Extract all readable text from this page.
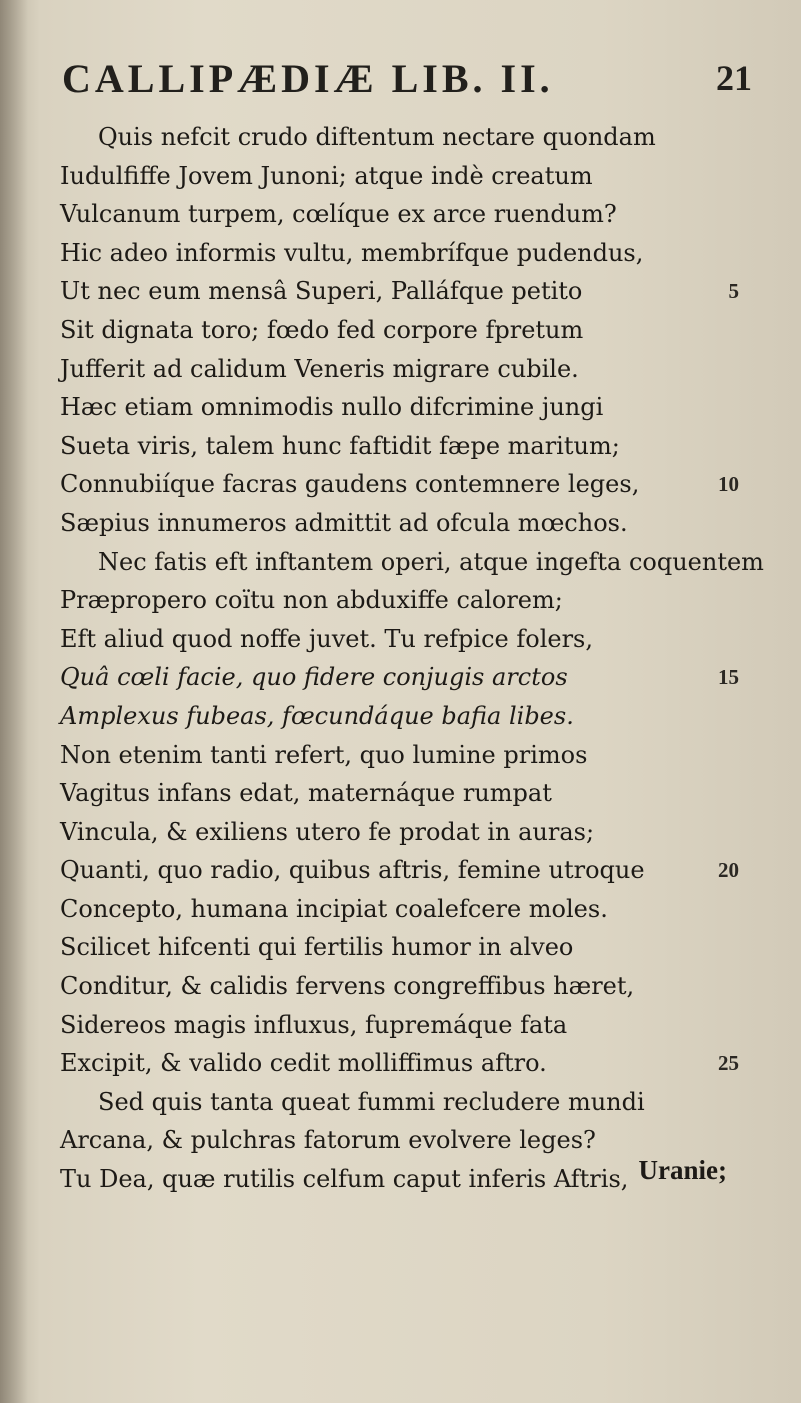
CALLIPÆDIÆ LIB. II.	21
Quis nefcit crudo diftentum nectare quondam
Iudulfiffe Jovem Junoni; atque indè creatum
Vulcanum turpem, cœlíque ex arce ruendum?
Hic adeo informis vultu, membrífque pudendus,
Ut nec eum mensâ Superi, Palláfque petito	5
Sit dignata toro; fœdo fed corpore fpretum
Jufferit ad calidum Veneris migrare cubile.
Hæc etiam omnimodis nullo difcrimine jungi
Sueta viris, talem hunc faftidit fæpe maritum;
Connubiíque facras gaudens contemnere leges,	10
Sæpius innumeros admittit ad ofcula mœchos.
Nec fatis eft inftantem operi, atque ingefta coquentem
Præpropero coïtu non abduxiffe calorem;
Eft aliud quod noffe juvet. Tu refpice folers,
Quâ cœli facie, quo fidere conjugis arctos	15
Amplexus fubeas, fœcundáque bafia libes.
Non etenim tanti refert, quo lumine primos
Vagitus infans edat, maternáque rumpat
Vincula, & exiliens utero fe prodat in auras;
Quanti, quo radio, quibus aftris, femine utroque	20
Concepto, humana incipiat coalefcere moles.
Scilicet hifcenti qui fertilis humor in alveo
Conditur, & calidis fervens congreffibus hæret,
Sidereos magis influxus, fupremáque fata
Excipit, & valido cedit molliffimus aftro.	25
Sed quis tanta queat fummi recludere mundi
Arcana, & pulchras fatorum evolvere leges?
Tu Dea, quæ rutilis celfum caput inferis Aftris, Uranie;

**********

**What this task involves**
Tally up the lines in the preceding listing that contain the string "leges". Respond with the number and nothing else.

**Correct output**
2